#### [What to do]
Records follow. Pull out every line that contains "audit".

#### [Input for this task]
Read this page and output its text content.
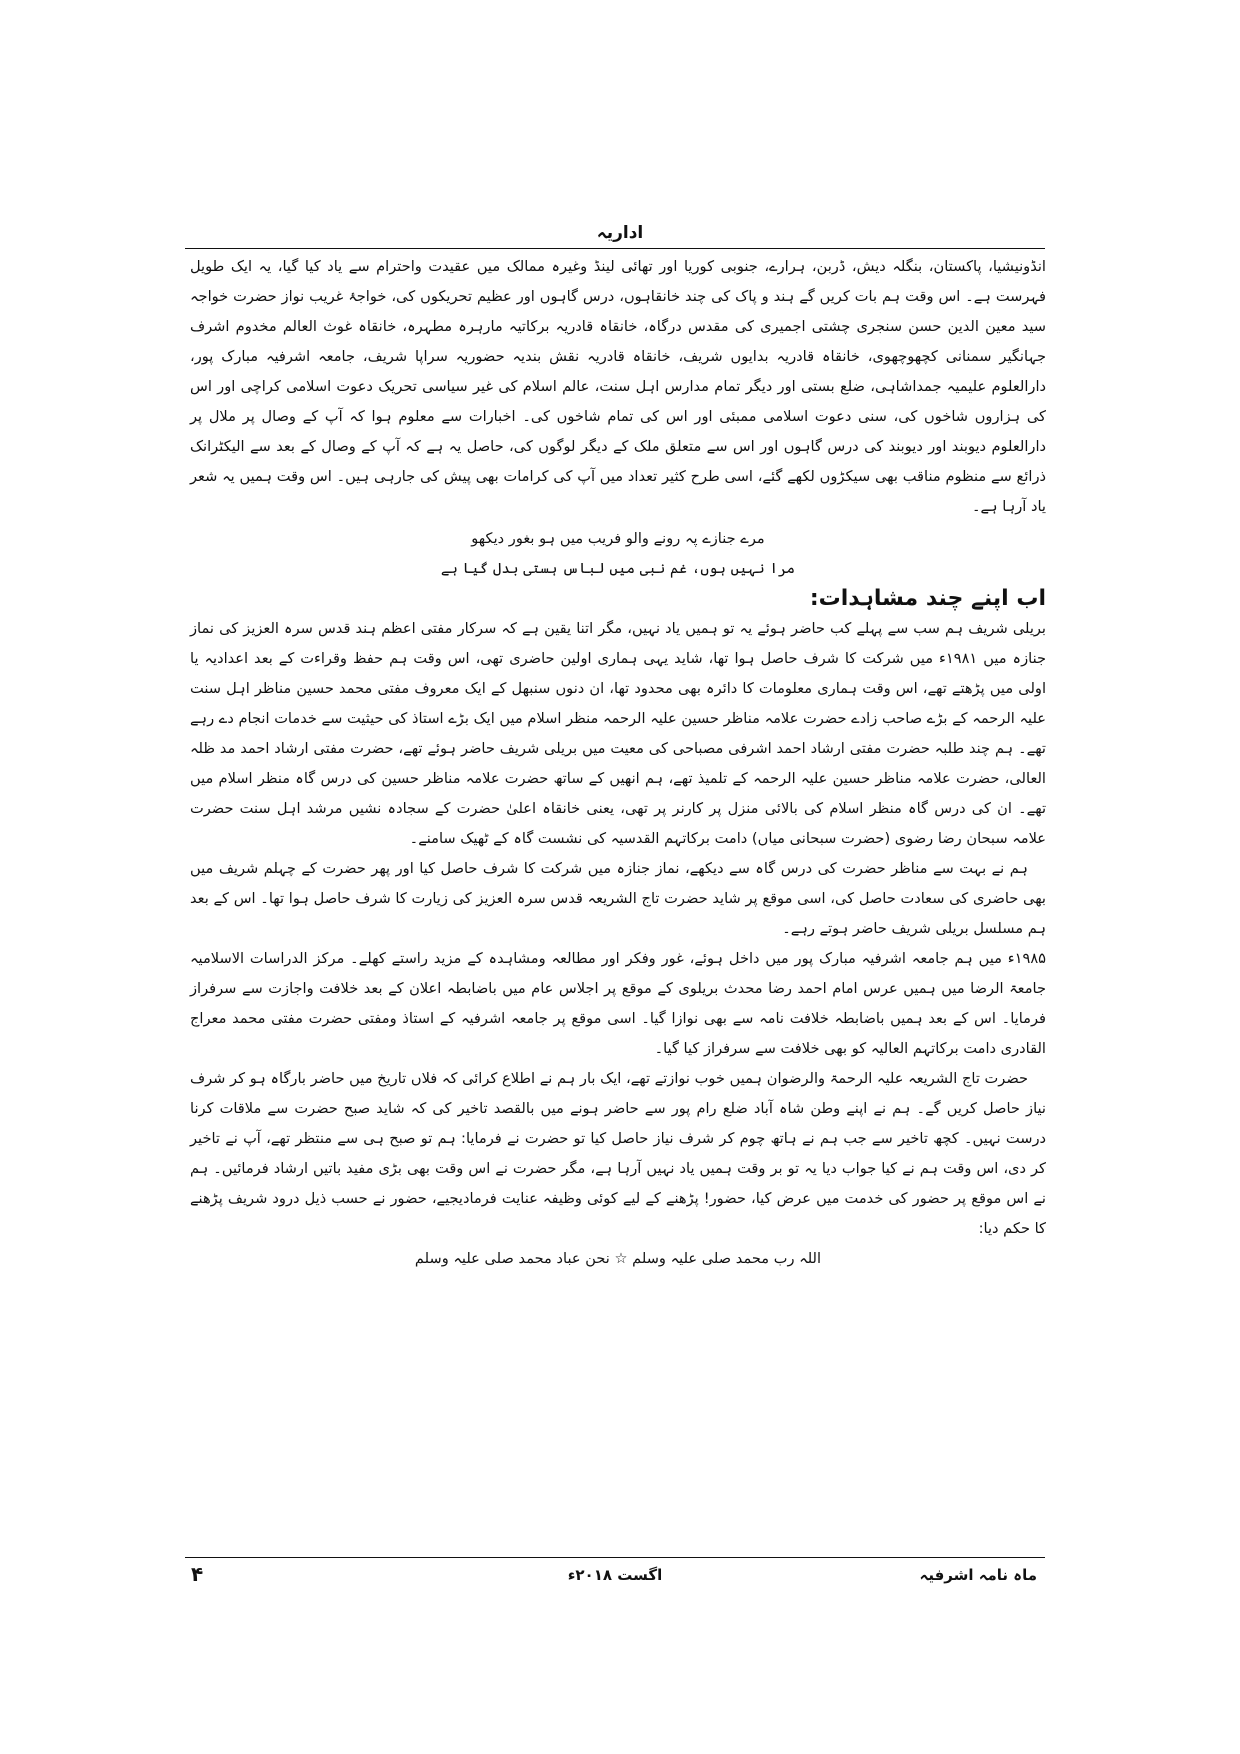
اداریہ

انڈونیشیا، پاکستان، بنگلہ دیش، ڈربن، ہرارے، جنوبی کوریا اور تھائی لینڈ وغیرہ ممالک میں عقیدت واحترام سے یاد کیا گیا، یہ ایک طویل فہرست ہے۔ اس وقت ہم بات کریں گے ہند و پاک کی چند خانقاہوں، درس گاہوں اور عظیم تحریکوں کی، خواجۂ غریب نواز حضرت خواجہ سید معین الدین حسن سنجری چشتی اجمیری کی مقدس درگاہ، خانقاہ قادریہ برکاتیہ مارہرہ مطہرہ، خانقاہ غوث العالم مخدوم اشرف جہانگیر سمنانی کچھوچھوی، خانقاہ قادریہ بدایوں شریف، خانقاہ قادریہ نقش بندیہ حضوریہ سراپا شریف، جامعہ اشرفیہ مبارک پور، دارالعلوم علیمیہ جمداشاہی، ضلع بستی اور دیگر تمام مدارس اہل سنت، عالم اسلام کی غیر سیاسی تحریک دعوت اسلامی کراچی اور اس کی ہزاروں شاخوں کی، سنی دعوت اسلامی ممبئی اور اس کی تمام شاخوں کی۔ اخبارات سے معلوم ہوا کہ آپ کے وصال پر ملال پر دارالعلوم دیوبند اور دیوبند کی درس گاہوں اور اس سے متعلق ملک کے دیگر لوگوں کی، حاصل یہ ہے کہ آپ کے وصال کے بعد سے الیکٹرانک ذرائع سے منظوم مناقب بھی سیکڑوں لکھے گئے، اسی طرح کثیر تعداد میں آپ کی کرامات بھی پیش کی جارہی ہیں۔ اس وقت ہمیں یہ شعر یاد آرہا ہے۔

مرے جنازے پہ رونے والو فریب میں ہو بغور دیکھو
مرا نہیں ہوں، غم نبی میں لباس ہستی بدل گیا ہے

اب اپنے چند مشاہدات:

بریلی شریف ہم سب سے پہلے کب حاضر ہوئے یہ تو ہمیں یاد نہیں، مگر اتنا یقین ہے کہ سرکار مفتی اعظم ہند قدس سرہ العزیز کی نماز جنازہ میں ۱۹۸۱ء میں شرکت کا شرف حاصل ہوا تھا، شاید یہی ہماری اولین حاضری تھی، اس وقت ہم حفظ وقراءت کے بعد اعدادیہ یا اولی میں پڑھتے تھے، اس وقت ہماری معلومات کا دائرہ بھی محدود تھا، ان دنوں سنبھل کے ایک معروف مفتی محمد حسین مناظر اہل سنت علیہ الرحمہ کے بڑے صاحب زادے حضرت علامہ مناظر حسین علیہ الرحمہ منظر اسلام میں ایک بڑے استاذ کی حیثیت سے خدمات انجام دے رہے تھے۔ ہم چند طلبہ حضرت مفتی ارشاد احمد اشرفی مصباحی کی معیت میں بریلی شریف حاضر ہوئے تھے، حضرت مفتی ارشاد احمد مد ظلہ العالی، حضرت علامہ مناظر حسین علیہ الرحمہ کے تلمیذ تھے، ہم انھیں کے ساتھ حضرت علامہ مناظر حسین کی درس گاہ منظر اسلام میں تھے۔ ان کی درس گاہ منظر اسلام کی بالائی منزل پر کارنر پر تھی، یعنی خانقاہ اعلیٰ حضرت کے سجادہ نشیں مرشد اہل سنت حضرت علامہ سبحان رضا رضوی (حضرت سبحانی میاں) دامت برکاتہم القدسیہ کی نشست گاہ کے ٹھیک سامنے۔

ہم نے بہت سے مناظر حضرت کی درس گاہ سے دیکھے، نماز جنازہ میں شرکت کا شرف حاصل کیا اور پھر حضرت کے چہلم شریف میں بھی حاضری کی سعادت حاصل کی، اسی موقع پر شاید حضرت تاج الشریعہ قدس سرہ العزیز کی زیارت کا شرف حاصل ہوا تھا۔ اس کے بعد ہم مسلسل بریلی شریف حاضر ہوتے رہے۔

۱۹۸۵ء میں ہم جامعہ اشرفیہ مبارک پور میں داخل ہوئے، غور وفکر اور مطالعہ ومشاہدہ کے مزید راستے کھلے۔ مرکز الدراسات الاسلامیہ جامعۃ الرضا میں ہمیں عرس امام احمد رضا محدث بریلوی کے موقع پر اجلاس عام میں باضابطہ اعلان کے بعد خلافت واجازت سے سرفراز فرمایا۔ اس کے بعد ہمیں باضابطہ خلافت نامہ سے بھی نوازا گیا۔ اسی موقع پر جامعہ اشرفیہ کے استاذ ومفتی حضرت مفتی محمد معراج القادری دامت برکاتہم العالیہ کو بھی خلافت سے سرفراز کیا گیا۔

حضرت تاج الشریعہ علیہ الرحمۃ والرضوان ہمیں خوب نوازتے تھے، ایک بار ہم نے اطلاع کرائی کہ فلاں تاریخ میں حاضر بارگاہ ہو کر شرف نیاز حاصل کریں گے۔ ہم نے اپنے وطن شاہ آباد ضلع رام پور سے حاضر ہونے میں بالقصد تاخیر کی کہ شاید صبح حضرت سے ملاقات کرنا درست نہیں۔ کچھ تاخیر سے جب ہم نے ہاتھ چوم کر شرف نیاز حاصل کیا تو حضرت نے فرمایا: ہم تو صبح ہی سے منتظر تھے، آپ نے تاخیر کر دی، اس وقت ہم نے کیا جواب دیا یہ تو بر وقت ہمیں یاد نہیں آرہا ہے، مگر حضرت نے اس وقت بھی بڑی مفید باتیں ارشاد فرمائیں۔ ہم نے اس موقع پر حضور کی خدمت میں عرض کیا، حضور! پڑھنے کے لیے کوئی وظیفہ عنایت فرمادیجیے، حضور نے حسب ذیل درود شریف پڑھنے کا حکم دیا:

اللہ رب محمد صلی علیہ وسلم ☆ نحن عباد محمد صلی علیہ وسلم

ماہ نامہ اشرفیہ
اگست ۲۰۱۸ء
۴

---

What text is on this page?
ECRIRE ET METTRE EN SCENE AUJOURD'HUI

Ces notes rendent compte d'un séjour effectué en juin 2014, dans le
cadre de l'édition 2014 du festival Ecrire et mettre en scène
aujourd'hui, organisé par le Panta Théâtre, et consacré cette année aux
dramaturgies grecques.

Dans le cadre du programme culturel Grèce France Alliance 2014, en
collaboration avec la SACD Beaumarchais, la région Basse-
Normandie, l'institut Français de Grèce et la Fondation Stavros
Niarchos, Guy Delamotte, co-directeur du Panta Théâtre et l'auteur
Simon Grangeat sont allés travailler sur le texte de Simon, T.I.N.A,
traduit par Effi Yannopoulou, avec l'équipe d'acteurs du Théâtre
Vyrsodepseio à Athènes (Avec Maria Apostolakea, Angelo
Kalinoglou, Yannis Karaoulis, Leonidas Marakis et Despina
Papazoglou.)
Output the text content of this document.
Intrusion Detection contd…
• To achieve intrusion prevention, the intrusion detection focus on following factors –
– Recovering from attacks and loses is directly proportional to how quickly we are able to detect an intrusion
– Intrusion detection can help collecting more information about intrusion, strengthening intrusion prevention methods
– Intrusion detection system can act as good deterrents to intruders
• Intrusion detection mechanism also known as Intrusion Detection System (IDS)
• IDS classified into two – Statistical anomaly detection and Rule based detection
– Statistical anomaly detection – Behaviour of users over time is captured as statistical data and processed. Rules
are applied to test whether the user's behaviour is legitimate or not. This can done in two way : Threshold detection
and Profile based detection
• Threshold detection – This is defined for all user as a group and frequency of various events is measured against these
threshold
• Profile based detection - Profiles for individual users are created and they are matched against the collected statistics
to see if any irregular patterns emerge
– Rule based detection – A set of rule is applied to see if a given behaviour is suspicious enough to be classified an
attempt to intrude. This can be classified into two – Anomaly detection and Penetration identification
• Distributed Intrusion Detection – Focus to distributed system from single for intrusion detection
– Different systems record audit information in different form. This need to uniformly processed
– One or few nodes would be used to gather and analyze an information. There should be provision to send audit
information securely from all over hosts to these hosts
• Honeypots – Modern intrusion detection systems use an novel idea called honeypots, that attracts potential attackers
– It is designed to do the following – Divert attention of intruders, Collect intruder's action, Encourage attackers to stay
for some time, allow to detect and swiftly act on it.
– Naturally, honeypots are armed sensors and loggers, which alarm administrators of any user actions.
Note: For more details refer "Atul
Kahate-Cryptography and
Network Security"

#### [Solved exercise]
– Different systems record audit information in different form. This need to uniformly processed
– One or few nodes would be used to gather and analyze an information. There should be provision to send audit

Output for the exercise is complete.